--- Start Listed records ---

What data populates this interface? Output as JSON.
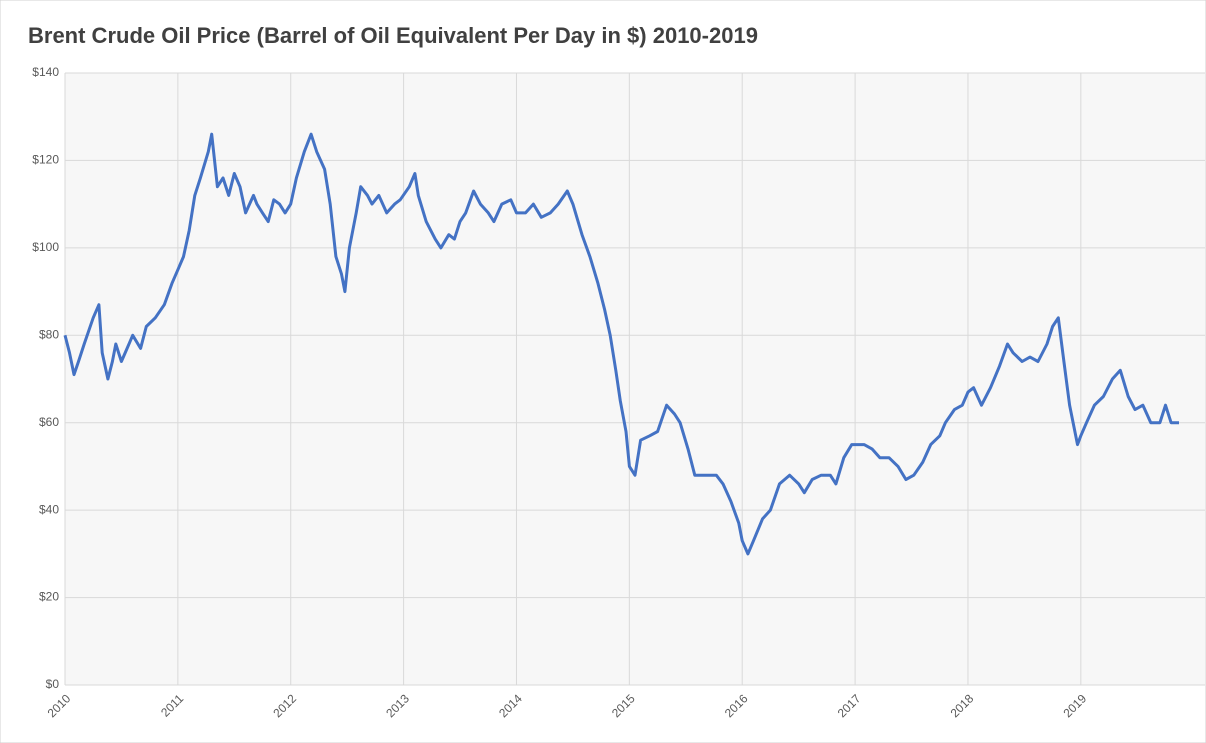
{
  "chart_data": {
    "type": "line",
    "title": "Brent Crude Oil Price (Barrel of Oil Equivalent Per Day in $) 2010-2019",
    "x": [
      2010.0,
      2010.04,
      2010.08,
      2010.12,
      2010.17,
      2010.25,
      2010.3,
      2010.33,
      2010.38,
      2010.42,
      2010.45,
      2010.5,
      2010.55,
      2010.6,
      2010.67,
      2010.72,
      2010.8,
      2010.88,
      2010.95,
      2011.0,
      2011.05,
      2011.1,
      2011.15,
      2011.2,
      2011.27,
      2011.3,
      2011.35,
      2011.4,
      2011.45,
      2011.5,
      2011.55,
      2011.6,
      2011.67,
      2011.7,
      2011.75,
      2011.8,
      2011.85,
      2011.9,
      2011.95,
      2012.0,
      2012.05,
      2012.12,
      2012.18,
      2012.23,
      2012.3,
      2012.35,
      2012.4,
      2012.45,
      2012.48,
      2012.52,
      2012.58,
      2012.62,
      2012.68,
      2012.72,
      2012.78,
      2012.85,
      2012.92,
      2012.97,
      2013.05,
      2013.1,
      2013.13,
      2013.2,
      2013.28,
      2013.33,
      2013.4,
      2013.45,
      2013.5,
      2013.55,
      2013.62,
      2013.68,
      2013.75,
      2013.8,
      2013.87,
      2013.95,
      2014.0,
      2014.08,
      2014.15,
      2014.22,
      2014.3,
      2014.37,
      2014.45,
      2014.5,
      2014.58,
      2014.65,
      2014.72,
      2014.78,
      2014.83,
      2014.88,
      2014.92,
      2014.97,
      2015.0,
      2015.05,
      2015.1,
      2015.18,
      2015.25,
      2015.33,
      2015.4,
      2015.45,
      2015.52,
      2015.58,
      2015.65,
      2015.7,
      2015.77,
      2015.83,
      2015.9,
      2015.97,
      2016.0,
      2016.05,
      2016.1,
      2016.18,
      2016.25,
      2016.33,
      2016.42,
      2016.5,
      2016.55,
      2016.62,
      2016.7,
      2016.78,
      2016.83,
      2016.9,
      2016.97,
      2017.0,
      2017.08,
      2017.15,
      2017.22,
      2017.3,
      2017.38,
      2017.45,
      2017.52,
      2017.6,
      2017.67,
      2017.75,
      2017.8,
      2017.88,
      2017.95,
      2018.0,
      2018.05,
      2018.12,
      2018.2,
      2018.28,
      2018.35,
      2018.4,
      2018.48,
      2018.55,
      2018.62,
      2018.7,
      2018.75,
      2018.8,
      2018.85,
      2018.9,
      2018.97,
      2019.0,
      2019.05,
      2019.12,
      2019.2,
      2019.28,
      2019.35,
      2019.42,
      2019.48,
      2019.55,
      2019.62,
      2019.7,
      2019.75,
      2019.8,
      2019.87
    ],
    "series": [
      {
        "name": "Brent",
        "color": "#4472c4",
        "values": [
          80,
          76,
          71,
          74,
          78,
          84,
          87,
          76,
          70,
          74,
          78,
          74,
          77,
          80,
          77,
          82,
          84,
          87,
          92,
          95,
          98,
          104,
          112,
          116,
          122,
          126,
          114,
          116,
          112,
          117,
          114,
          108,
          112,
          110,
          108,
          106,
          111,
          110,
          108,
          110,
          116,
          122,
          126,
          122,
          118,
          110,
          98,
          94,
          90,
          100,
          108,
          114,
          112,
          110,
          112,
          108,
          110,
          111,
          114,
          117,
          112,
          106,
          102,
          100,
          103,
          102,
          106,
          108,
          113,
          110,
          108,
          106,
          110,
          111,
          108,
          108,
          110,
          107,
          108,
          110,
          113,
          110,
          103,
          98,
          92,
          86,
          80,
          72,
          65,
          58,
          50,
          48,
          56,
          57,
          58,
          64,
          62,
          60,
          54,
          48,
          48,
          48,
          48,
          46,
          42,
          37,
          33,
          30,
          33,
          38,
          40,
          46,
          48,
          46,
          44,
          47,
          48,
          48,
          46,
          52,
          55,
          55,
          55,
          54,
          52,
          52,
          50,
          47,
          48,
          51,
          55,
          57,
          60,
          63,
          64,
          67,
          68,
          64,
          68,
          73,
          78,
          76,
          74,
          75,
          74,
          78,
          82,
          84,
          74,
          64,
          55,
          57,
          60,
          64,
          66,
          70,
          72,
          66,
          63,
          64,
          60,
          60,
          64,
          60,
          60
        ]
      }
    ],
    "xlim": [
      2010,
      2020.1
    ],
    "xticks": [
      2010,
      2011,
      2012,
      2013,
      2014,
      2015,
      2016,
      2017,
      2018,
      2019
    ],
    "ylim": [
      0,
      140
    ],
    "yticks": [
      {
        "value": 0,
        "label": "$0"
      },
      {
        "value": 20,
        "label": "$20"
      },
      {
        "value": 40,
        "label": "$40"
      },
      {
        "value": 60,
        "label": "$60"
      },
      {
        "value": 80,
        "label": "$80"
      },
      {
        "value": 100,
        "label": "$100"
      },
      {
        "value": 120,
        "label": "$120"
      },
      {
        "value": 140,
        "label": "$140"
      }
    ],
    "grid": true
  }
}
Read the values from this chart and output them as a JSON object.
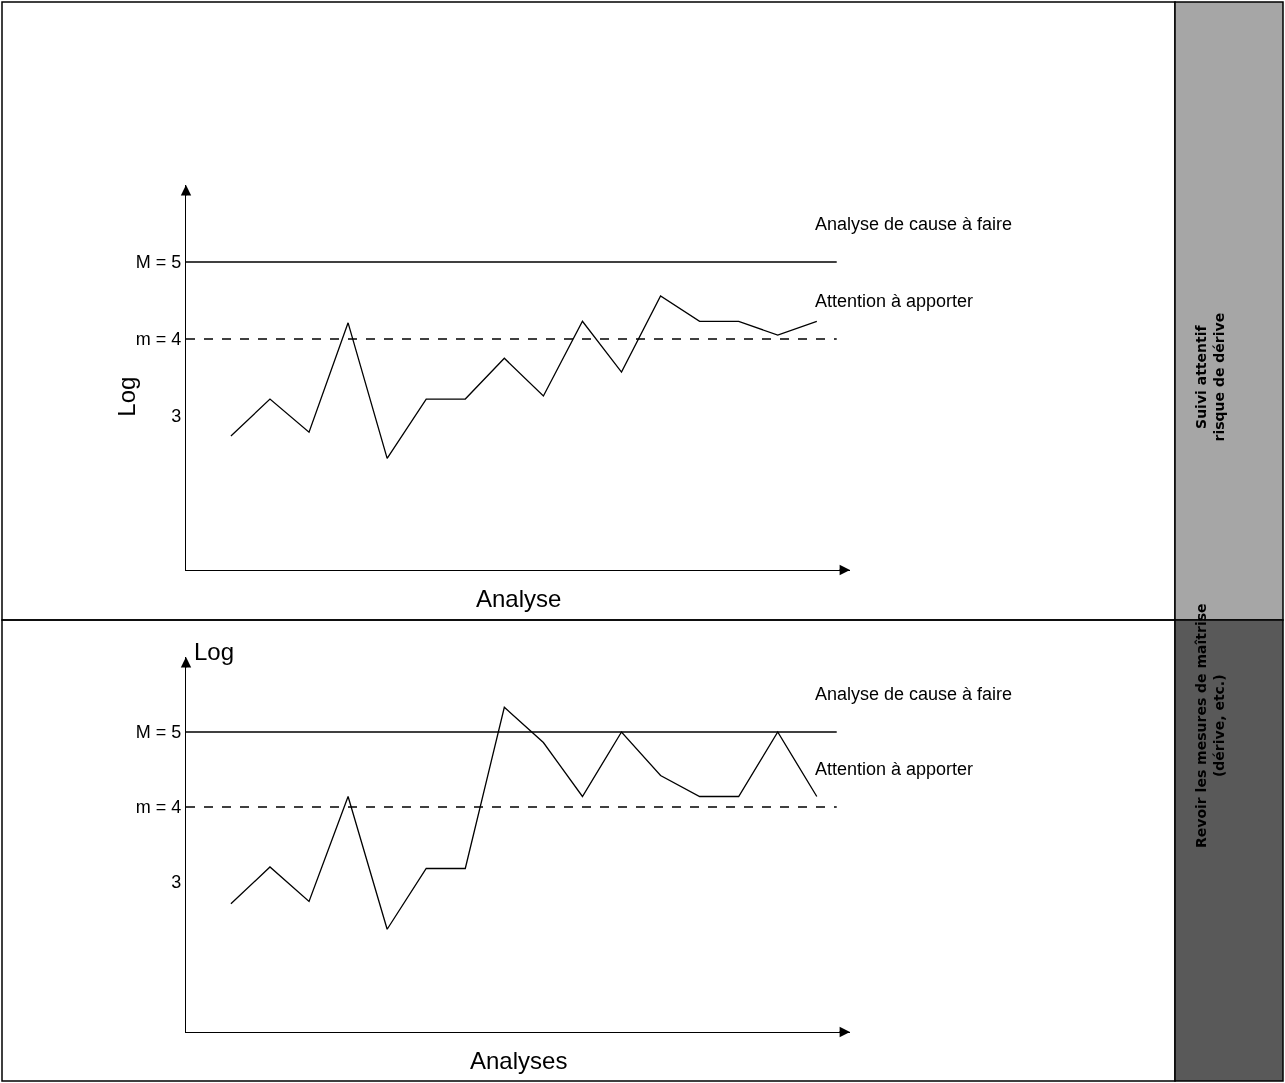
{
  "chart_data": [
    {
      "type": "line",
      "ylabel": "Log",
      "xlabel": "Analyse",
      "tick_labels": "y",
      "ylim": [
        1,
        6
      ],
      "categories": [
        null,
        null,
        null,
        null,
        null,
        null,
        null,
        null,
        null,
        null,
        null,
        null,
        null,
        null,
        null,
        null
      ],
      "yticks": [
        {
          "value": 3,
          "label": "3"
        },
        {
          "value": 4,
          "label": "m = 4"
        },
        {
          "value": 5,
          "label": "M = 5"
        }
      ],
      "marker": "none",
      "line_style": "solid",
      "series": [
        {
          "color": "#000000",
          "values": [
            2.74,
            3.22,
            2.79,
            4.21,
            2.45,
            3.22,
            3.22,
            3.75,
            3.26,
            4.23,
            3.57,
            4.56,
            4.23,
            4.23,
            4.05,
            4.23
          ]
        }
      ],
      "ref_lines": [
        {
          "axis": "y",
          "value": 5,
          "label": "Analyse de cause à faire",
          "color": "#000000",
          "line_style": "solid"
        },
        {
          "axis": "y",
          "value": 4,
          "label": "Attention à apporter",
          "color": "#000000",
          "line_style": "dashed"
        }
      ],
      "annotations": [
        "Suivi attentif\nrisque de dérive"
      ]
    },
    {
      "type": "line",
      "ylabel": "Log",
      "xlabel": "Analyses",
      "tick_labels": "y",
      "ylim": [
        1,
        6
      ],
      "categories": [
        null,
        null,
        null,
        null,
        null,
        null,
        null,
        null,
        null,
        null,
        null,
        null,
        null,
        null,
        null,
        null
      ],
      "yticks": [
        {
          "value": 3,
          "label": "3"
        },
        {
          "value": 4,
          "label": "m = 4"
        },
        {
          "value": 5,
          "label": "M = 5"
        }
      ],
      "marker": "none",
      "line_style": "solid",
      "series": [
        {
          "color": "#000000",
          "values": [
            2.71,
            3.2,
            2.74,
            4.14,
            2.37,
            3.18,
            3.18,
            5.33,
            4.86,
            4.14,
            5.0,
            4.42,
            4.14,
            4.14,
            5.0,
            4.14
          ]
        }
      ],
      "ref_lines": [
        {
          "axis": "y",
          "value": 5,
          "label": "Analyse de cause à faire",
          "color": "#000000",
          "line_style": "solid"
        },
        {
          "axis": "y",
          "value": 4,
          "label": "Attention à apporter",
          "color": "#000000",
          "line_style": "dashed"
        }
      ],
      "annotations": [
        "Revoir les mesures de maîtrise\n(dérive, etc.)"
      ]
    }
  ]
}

--- End Listed records ---

### Task instructions
State how many lines in the entries above include the word "values"; reply with the number alone.

### In response
4